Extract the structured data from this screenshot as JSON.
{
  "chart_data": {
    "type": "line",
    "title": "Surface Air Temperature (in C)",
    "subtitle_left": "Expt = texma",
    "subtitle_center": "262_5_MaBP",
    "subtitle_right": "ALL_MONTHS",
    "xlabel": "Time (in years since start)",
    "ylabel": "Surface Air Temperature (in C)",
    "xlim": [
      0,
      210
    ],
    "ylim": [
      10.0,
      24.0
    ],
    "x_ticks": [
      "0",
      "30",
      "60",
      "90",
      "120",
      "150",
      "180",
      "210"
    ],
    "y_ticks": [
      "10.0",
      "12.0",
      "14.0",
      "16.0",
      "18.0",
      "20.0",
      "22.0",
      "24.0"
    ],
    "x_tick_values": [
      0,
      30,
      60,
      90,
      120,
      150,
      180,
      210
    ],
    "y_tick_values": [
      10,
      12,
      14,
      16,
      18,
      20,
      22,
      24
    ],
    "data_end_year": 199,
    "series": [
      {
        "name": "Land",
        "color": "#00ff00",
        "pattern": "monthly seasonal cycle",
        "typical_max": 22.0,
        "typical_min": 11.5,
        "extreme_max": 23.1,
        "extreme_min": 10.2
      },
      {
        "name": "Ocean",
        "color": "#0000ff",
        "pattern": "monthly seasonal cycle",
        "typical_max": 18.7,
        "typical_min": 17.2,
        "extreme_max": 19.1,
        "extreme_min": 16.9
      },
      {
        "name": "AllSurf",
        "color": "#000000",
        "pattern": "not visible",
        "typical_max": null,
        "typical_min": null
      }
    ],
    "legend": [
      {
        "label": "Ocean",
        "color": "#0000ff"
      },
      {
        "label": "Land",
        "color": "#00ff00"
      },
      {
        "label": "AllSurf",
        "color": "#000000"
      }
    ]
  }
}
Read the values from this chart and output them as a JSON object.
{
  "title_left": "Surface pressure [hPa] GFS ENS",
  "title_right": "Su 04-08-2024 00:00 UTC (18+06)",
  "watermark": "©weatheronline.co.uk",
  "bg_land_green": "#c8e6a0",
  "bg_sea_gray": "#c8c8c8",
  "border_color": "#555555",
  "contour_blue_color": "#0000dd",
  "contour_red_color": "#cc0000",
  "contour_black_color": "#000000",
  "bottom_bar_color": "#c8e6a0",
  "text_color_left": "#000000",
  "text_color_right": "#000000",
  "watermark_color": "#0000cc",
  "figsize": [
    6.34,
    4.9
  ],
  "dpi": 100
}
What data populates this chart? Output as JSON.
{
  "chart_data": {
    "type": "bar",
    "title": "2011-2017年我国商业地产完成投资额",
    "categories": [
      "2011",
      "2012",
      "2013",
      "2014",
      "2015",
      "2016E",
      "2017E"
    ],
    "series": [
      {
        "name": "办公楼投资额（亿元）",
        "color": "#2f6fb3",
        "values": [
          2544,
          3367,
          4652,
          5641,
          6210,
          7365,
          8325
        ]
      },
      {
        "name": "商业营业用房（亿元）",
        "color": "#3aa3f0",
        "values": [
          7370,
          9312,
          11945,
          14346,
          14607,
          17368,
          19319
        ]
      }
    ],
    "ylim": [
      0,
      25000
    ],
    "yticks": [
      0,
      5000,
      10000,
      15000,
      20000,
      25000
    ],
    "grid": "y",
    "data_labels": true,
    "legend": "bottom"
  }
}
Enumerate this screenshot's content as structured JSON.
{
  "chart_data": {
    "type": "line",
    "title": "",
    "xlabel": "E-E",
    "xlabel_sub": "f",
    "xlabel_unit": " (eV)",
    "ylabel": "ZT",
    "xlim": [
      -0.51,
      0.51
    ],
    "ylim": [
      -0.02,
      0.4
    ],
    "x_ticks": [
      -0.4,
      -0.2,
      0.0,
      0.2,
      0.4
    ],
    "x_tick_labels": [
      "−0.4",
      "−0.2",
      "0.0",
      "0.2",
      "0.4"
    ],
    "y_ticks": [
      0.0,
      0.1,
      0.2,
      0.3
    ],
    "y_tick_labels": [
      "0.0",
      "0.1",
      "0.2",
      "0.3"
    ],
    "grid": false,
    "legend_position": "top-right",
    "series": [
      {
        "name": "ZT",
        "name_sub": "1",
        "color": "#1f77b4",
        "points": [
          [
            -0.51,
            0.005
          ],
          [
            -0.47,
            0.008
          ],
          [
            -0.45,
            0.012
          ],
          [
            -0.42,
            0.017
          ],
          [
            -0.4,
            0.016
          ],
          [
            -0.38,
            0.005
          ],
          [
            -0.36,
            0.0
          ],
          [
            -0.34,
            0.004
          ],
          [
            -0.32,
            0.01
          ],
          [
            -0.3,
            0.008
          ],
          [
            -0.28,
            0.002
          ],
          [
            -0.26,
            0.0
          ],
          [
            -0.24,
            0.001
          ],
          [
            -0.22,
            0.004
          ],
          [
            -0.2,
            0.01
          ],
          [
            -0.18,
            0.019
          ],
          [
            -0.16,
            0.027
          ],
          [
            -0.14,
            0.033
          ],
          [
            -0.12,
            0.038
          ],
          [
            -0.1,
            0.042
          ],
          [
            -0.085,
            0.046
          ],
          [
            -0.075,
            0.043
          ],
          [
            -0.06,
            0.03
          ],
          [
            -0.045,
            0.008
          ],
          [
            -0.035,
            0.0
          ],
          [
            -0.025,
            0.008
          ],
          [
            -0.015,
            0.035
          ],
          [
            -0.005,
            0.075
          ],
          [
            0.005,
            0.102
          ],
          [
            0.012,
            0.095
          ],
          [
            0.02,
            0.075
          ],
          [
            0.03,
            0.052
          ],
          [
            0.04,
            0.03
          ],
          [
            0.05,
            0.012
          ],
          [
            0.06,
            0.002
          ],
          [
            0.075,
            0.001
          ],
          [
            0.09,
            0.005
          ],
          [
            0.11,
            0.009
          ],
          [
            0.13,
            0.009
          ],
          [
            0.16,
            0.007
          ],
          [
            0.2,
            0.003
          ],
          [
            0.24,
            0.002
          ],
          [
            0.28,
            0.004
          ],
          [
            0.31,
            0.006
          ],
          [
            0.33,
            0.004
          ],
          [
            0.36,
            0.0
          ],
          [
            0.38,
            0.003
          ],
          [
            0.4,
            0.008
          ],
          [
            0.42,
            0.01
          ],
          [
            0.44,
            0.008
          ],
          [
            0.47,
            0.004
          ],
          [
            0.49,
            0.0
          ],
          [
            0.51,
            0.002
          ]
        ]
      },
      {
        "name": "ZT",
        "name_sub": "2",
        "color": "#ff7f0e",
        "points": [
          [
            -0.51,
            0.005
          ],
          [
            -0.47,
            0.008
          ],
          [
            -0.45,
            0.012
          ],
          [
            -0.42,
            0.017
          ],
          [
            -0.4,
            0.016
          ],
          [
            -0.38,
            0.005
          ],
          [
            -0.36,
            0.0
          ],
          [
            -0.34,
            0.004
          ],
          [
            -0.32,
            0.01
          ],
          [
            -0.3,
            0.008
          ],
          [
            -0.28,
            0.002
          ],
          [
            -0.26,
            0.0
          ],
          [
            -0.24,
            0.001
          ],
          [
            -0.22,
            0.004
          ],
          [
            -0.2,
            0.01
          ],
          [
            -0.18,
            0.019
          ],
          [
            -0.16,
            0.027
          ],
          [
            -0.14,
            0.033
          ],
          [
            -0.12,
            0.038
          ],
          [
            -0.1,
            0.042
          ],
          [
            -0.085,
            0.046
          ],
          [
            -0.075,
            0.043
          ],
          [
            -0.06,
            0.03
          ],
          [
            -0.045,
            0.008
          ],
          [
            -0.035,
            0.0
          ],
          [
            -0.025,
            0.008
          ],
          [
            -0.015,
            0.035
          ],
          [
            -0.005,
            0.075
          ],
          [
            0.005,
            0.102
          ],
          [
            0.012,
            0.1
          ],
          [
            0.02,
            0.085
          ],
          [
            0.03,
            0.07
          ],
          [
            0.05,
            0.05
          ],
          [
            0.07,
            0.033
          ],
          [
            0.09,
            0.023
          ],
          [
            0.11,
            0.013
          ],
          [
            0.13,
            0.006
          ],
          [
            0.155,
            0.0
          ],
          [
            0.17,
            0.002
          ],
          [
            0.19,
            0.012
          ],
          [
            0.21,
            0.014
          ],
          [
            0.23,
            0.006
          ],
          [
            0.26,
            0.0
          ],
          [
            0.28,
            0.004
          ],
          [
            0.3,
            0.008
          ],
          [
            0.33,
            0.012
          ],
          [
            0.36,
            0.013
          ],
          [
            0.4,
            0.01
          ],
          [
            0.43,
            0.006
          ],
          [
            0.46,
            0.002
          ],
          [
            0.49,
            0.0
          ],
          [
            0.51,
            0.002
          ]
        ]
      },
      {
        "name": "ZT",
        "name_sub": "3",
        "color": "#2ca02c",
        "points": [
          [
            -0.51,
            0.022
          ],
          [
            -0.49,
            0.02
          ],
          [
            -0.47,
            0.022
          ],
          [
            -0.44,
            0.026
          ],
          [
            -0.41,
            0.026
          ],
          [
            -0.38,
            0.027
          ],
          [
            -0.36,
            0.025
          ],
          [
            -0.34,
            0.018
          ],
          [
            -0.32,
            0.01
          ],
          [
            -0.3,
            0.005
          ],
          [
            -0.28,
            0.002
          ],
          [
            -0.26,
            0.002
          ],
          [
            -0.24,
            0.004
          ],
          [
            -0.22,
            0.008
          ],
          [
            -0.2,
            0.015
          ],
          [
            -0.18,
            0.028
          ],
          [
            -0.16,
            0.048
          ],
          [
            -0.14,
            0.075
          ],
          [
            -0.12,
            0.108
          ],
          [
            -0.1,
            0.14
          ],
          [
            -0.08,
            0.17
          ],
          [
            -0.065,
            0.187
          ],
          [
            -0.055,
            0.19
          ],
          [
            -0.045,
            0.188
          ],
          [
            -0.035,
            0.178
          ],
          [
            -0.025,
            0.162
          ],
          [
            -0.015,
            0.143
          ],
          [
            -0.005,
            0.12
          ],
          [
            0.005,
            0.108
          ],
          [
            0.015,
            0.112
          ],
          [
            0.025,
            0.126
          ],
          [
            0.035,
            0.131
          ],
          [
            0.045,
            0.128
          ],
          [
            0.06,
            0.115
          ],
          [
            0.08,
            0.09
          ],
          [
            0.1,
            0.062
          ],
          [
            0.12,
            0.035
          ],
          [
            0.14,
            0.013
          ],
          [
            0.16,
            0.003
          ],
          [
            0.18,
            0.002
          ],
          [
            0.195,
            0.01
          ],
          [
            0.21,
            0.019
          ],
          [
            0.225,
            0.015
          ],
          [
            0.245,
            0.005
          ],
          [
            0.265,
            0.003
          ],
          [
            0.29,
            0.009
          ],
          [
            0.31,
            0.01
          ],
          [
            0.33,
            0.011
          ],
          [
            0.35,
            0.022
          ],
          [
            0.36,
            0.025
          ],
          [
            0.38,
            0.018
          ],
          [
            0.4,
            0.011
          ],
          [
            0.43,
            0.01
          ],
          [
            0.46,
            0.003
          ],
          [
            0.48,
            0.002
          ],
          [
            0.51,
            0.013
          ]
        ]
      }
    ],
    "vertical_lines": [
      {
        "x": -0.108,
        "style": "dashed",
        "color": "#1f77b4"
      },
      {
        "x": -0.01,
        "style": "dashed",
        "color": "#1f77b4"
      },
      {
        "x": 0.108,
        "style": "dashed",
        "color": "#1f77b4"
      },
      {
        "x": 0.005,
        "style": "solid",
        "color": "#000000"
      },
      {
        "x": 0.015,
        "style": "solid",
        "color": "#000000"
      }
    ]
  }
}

_GIVEN EXERCISE_
Copy out every line from the data above that has "Temperature" in it.

_COMPLETE ANSWER_
    "title": "Surface Air Temperature (in C)",
    "ylabel": "Surface Air Temperature (in C)",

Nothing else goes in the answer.